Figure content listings
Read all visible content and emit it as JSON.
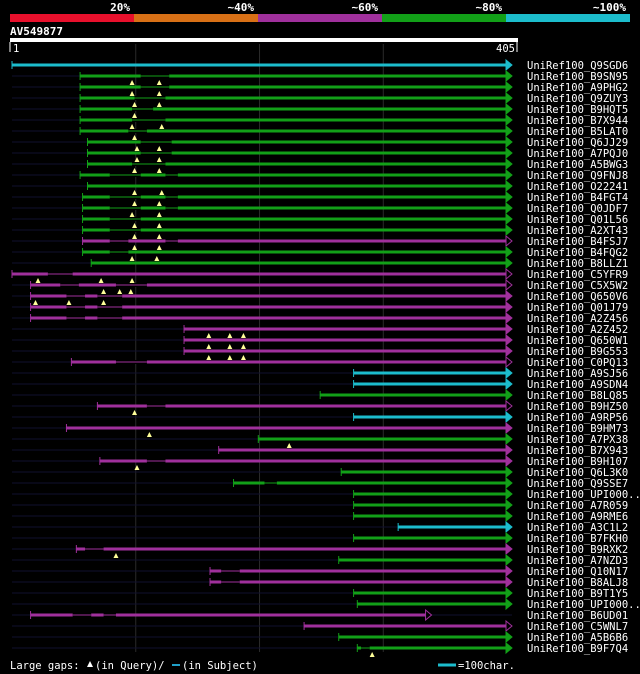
{
  "chart_data": {
    "type": "alignment-overview",
    "query": {
      "name": "AV549877",
      "start": 1,
      "end": 405
    },
    "identity_scale": [
      {
        "label": "20%",
        "color": "#e8102c"
      },
      {
        "label": "~40%",
        "color": "#d87016"
      },
      {
        "label": "~60%",
        "color": "#a0309c"
      },
      {
        "label": "~80%",
        "color": "#12a018"
      },
      {
        "label": "~100%",
        "color": "#1cbccc"
      }
    ],
    "hits": [
      {
        "name": "UniRef100_Q9SGD6",
        "color": "#1cbccc",
        "start": 1,
        "end": 405,
        "gaps": [],
        "arrow": "filled"
      },
      {
        "name": "UniRef100_B9SN95",
        "color": "#12a018",
        "start": 56,
        "end": 405,
        "gaps": [
          [
            105,
            128
          ]
        ],
        "arrow": "filled"
      },
      {
        "name": "UniRef100_A9PHG2",
        "color": "#12a018",
        "start": 56,
        "end": 405,
        "gaps": [
          [
            105,
            128
          ]
        ],
        "arrow": "filled"
      },
      {
        "name": "UniRef100_Q9ZUY3",
        "color": "#12a018",
        "start": 56,
        "end": 405,
        "gaps": [
          [
            100,
            125
          ]
        ],
        "arrow": "filled"
      },
      {
        "name": "UniRef100_B9HQT5",
        "color": "#12a018",
        "start": 56,
        "end": 405,
        "gaps": [
          [
            98,
            115
          ]
        ],
        "arrow": "filled"
      },
      {
        "name": "UniRef100_B7X944",
        "color": "#12a018",
        "start": 56,
        "end": 405,
        "gaps": [
          [
            98,
            125
          ]
        ],
        "arrow": "filled"
      },
      {
        "name": "UniRef100_B5LAT0",
        "color": "#12a018",
        "start": 56,
        "end": 405,
        "gaps": [
          [
            95,
            110
          ]
        ],
        "arrow": "filled"
      },
      {
        "name": "UniRef100_Q6JJ29",
        "color": "#12a018",
        "start": 62,
        "end": 405,
        "gaps": [
          [
            105,
            130
          ]
        ],
        "arrow": "filled"
      },
      {
        "name": "UniRef100_A7PQJ0",
        "color": "#12a018",
        "start": 62,
        "end": 405,
        "gaps": [
          [
            105,
            130
          ]
        ],
        "arrow": "filled"
      },
      {
        "name": "UniRef100_A5BWG3",
        "color": "#12a018",
        "start": 62,
        "end": 405,
        "gaps": [
          [
            98,
            125
          ]
        ],
        "arrow": "filled"
      },
      {
        "name": "UniRef100_Q9FNJ8",
        "color": "#12a018",
        "start": 56,
        "end": 405,
        "gaps": [
          [
            80,
            105
          ],
          [
            125,
            135
          ]
        ],
        "arrow": "filled"
      },
      {
        "name": "UniRef100_O22241",
        "color": "#12a018",
        "start": 62,
        "end": 405,
        "gaps": [],
        "arrow": "filled"
      },
      {
        "name": "UniRef100_B4FGT4",
        "color": "#12a018",
        "start": 58,
        "end": 405,
        "gaps": [
          [
            80,
            105
          ],
          [
            125,
            135
          ]
        ],
        "arrow": "filled"
      },
      {
        "name": "UniRef100_Q0JDF7",
        "color": "#12a018",
        "start": 58,
        "end": 405,
        "gaps": [
          [
            80,
            105
          ],
          [
            125,
            135
          ]
        ],
        "arrow": "filled"
      },
      {
        "name": "UniRef100_Q01L56",
        "color": "#12a018",
        "start": 58,
        "end": 405,
        "gaps": [
          [
            80,
            105
          ]
        ],
        "arrow": "filled"
      },
      {
        "name": "UniRef100_A2XT43",
        "color": "#12a018",
        "start": 58,
        "end": 405,
        "gaps": [
          [
            80,
            105
          ]
        ],
        "arrow": "filled"
      },
      {
        "name": "UniRef100_B4FSJ7",
        "color": "#a0309c",
        "start": 58,
        "end": 405,
        "gaps": [
          [
            80,
            95
          ],
          [
            125,
            135
          ]
        ],
        "arrow": "open"
      },
      {
        "name": "UniRef100_B4FQG2",
        "color": "#12a018",
        "start": 58,
        "end": 405,
        "gaps": [
          [
            80,
            95
          ]
        ],
        "arrow": "filled"
      },
      {
        "name": "UniRef100_B8LLZ1",
        "color": "#12a018",
        "start": 65,
        "end": 405,
        "gaps": [],
        "arrow": "filled"
      },
      {
        "name": "UniRef100_C5YFR9",
        "color": "#a0309c",
        "start": 1,
        "end": 405,
        "gaps": [
          [
            30,
            50
          ]
        ],
        "arrow": "open"
      },
      {
        "name": "UniRef100_C5X5W2",
        "color": "#a0309c",
        "start": 16,
        "end": 405,
        "gaps": [
          [
            40,
            55
          ],
          [
            85,
            110
          ]
        ],
        "arrow": "open"
      },
      {
        "name": "UniRef100_Q650V6",
        "color": "#a0309c",
        "start": 16,
        "end": 405,
        "gaps": [
          [
            45,
            60
          ],
          [
            70,
            90
          ]
        ],
        "arrow": "filled"
      },
      {
        "name": "UniRef100_Q01J79",
        "color": "#a0309c",
        "start": 16,
        "end": 405,
        "gaps": [
          [
            45,
            60
          ],
          [
            70,
            90
          ]
        ],
        "arrow": "filled"
      },
      {
        "name": "UniRef100_A2Z456",
        "color": "#a0309c",
        "start": 16,
        "end": 405,
        "gaps": [
          [
            45,
            60
          ],
          [
            70,
            90
          ]
        ],
        "arrow": "filled"
      },
      {
        "name": "UniRef100_A2Z452",
        "color": "#a0309c",
        "start": 140,
        "end": 405,
        "gaps": [],
        "arrow": "filled"
      },
      {
        "name": "UniRef100_Q650W1",
        "color": "#a0309c",
        "start": 140,
        "end": 405,
        "gaps": [],
        "arrow": "filled"
      },
      {
        "name": "UniRef100_B9G553",
        "color": "#a0309c",
        "start": 140,
        "end": 405,
        "gaps": [],
        "arrow": "filled"
      },
      {
        "name": "UniRef100_C0PQ13",
        "color": "#a0309c",
        "start": 49,
        "end": 405,
        "gaps": [
          [
            85,
            110
          ]
        ],
        "arrow": "open"
      },
      {
        "name": "UniRef100_A9SJ56",
        "color": "#1cbccc",
        "start": 277,
        "end": 405,
        "gaps": [],
        "arrow": "filled"
      },
      {
        "name": "UniRef100_A9SDN4",
        "color": "#1cbccc",
        "start": 277,
        "end": 405,
        "gaps": [],
        "arrow": "filled"
      },
      {
        "name": "UniRef100_B8LQ85",
        "color": "#12a018",
        "start": 250,
        "end": 405,
        "gaps": [],
        "arrow": "filled"
      },
      {
        "name": "UniRef100_B9HZ50",
        "color": "#a0309c",
        "start": 70,
        "end": 405,
        "gaps": [
          [
            110,
            125
          ]
        ],
        "arrow": "open"
      },
      {
        "name": "UniRef100_A9RP56",
        "color": "#1cbccc",
        "start": 277,
        "end": 405,
        "gaps": [],
        "arrow": "filled"
      },
      {
        "name": "UniRef100_B9HM73",
        "color": "#a0309c",
        "start": 45,
        "end": 405,
        "gaps": [],
        "arrow": "filled"
      },
      {
        "name": "UniRef100_A7PX38",
        "color": "#12a018",
        "start": 200,
        "end": 405,
        "gaps": [],
        "arrow": "filled"
      },
      {
        "name": "UniRef100_B7X943",
        "color": "#a0309c",
        "start": 168,
        "end": 405,
        "gaps": [],
        "arrow": "filled"
      },
      {
        "name": "UniRef100_B9H107",
        "color": "#a0309c",
        "start": 72,
        "end": 405,
        "gaps": [
          [
            110,
            125
          ]
        ],
        "arrow": "filled"
      },
      {
        "name": "UniRef100_Q6L3K0",
        "color": "#12a018",
        "start": 267,
        "end": 405,
        "gaps": [],
        "arrow": "filled"
      },
      {
        "name": "UniRef100_Q9SSE7",
        "color": "#12a018",
        "start": 180,
        "end": 405,
        "gaps": [
          [
            205,
            215
          ]
        ],
        "arrow": "filled"
      },
      {
        "name": "UniRef100_UPI000..",
        "color": "#12a018",
        "start": 277,
        "end": 405,
        "gaps": [],
        "arrow": "filled"
      },
      {
        "name": "UniRef100_A7R059",
        "color": "#12a018",
        "start": 277,
        "end": 405,
        "gaps": [],
        "arrow": "filled"
      },
      {
        "name": "UniRef100_A9RME6",
        "color": "#12a018",
        "start": 277,
        "end": 405,
        "gaps": [],
        "arrow": "filled"
      },
      {
        "name": "UniRef100_A3C1L2",
        "color": "#1cbccc",
        "start": 313,
        "end": 405,
        "gaps": [],
        "arrow": "filled"
      },
      {
        "name": "UniRef100_B7FKH0",
        "color": "#12a018",
        "start": 277,
        "end": 405,
        "gaps": [],
        "arrow": "filled"
      },
      {
        "name": "UniRef100_B9RXK2",
        "color": "#a0309c",
        "start": 53,
        "end": 405,
        "gaps": [
          [
            60,
            75
          ]
        ],
        "arrow": "filled"
      },
      {
        "name": "UniRef100_A7NZD3",
        "color": "#12a018",
        "start": 265,
        "end": 405,
        "gaps": [],
        "arrow": "filled"
      },
      {
        "name": "UniRef100_Q10N17",
        "color": "#a0309c",
        "start": 161,
        "end": 405,
        "gaps": [
          [
            170,
            185
          ]
        ],
        "arrow": "filled"
      },
      {
        "name": "UniRef100_B8ALJ8",
        "color": "#a0309c",
        "start": 161,
        "end": 405,
        "gaps": [
          [
            170,
            185
          ]
        ],
        "arrow": "filled"
      },
      {
        "name": "UniRef100_B9T1Y5",
        "color": "#12a018",
        "start": 277,
        "end": 405,
        "gaps": [],
        "arrow": "filled"
      },
      {
        "name": "UniRef100_UPI000..",
        "color": "#12a018",
        "start": 280,
        "end": 405,
        "gaps": [],
        "arrow": "filled"
      },
      {
        "name": "UniRef100_B6UD01",
        "color": "#a0309c",
        "start": 16,
        "end": 340,
        "gaps": [
          [
            50,
            65
          ],
          [
            75,
            85
          ]
        ],
        "arrow": "open"
      },
      {
        "name": "UniRef100_C5WNL7",
        "color": "#a0309c",
        "start": 237,
        "end": 405,
        "gaps": [],
        "arrow": "open"
      },
      {
        "name": "UniRef100_A5B6B6",
        "color": "#12a018",
        "start": 265,
        "end": 405,
        "gaps": [],
        "arrow": "filled"
      },
      {
        "name": "UniRef100_B9F7Q4",
        "color": "#12a018",
        "start": 280,
        "end": 405,
        "gaps": [
          [
            283,
            290
          ]
        ],
        "arrow": "filled"
      }
    ],
    "query_gaps": [
      {
        "row": 2,
        "pos": [
          98,
          120
        ]
      },
      {
        "row": 3,
        "pos": [
          98,
          120
        ]
      },
      {
        "row": 4,
        "pos": [
          100,
          120
        ]
      },
      {
        "row": 5,
        "pos": [
          100
        ]
      },
      {
        "row": 6,
        "pos": [
          98,
          122
        ]
      },
      {
        "row": 7,
        "pos": [
          100
        ]
      },
      {
        "row": 8,
        "pos": [
          102,
          120
        ]
      },
      {
        "row": 9,
        "pos": [
          102,
          120
        ]
      },
      {
        "row": 10,
        "pos": [
          100,
          120
        ]
      },
      {
        "row": 12,
        "pos": [
          100,
          122
        ]
      },
      {
        "row": 13,
        "pos": [
          100,
          120
        ]
      },
      {
        "row": 14,
        "pos": [
          98,
          120
        ]
      },
      {
        "row": 15,
        "pos": [
          100,
          120
        ]
      },
      {
        "row": 16,
        "pos": [
          100,
          120
        ]
      },
      {
        "row": 17,
        "pos": [
          100,
          120
        ]
      },
      {
        "row": 18,
        "pos": [
          98,
          118
        ]
      },
      {
        "row": 20,
        "pos": [
          22,
          73,
          98
        ]
      },
      {
        "row": 21,
        "pos": [
          75,
          88,
          97
        ]
      },
      {
        "row": 22,
        "pos": [
          20,
          47,
          75
        ]
      },
      {
        "row": 25,
        "pos": [
          160,
          177,
          188
        ]
      },
      {
        "row": 26,
        "pos": [
          160,
          177,
          188
        ]
      },
      {
        "row": 27,
        "pos": [
          160,
          177,
          188
        ]
      },
      {
        "row": 32,
        "pos": [
          100
        ]
      },
      {
        "row": 34,
        "pos": [
          112
        ]
      },
      {
        "row": 35,
        "pos": [
          225
        ]
      },
      {
        "row": 37,
        "pos": [
          102
        ]
      },
      {
        "row": 45,
        "pos": [
          85
        ]
      },
      {
        "row": 54,
        "pos": [
          292
        ]
      }
    ],
    "legend": {
      "large_gaps_label": "Large gaps:",
      "in_query_label": "(in Query)/",
      "in_subject_label": "(in Subject)",
      "scale_label": "=100char."
    }
  }
}
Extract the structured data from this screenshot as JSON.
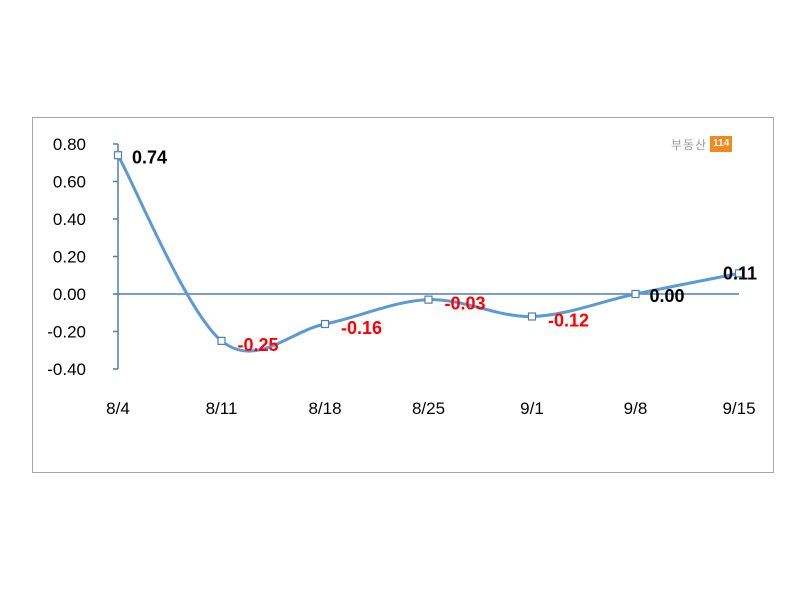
{
  "chart_data": {
    "type": "line",
    "title": "",
    "xlabel": "",
    "ylabel": "",
    "categories": [
      "8/4",
      "8/11",
      "8/18",
      "8/25",
      "9/1",
      "9/8",
      "9/15"
    ],
    "series": [
      {
        "values": [
          0.74,
          -0.25,
          -0.16,
          -0.03,
          -0.12,
          0.0,
          0.11
        ],
        "data_labels": [
          "0.74",
          "-0.25",
          "-0.16",
          "-0.03",
          "-0.12",
          "0.00",
          "0.11"
        ],
        "color": "#5b9bd5"
      }
    ],
    "y_ticks": [
      "0.80",
      "0.60",
      "0.40",
      "0.20",
      "0.00",
      "-0.20",
      "-0.40"
    ],
    "ylim": [
      -0.4,
      0.8
    ],
    "grid": false,
    "legend": "none",
    "negative_label_color": "#ff0000",
    "positive_label_color": "#000000",
    "line_style": "smooth"
  },
  "watermark": {
    "text": "부동산",
    "badge": "114",
    "badge_color": "#f08a1c"
  }
}
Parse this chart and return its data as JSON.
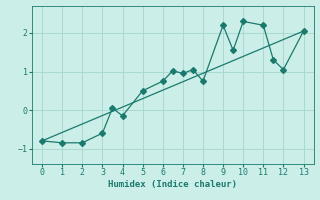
{
  "xlabel": "Humidex (Indice chaleur)",
  "ylabel": "",
  "bg_color": "#cceee8",
  "line_color": "#1a7a6e",
  "zigzag_x": [
    0,
    1,
    2,
    3,
    3.5,
    4,
    5,
    6,
    6.5,
    7,
    7.5,
    8,
    9,
    9.5,
    10,
    11,
    11.5,
    12,
    13
  ],
  "zigzag_y": [
    -0.8,
    -0.85,
    -0.85,
    -0.6,
    0.05,
    -0.15,
    0.5,
    0.75,
    1.02,
    0.95,
    1.05,
    0.75,
    2.2,
    1.55,
    2.3,
    2.2,
    1.3,
    1.05,
    2.05
  ],
  "trend_x": [
    0,
    13
  ],
  "trend_y": [
    -0.8,
    2.05
  ],
  "xlim": [
    -0.5,
    13.5
  ],
  "ylim": [
    -1.4,
    2.7
  ],
  "xticks": [
    0,
    1,
    2,
    3,
    4,
    5,
    6,
    7,
    8,
    9,
    10,
    11,
    12,
    13
  ],
  "yticks": [
    -1,
    0,
    1,
    2
  ],
  "grid_color": "#aad8d0",
  "marker": "D",
  "markersize": 3,
  "xlabel_fontsize": 6.5,
  "tick_fontsize": 6
}
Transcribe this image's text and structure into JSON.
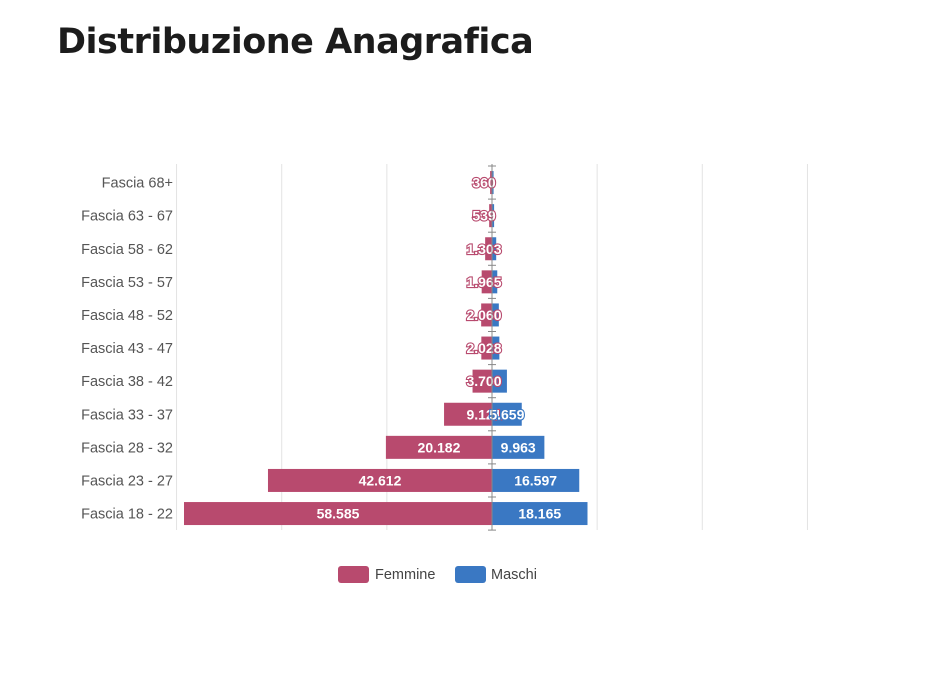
{
  "page": {
    "title": "Distribuzione Anagrafica"
  },
  "chart_data": {
    "type": "bar",
    "orientation": "horizontal",
    "layout": "population-pyramid",
    "categories": [
      "Fascia 68+",
      "Fascia 63 - 67",
      "Fascia 58 - 62",
      "Fascia 53 - 57",
      "Fascia 48 - 52",
      "Fascia 43 - 47",
      "Fascia 38 - 42",
      "Fascia 33 - 37",
      "Fascia 28 - 32",
      "Fascia 23 - 27",
      "Fascia 18 - 22"
    ],
    "series": [
      {
        "name": "Femmine",
        "color": "#b84a6e",
        "values": [
          360,
          539,
          1303,
          1965,
          2060,
          2028,
          3700,
          9121,
          20182,
          42612,
          58585
        ],
        "labels": [
          "360",
          "539",
          "1.303",
          "1.965",
          "2.060",
          "2.028",
          "3.700",
          "9.121",
          "20.182",
          "42.612",
          "58.585"
        ]
      },
      {
        "name": "Maschi",
        "color": "#3a78c3",
        "values": [
          300,
          400,
          800,
          1000,
          1300,
          1400,
          2837,
          5659,
          9963,
          16597,
          18165
        ],
        "labels": [
          "",
          "",
          "",
          "",
          "",
          "",
          "",
          "5.659",
          "9.963",
          "16.597",
          "18.165"
        ]
      }
    ],
    "xlim": [
      -60000,
      60000
    ],
    "grid": true,
    "legend": "bottom"
  }
}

## Problem
Out of the material above, gather each line where "title" appears.

## Worked solution
    "title": "",
    "title": "Distribuzione Anagrafica"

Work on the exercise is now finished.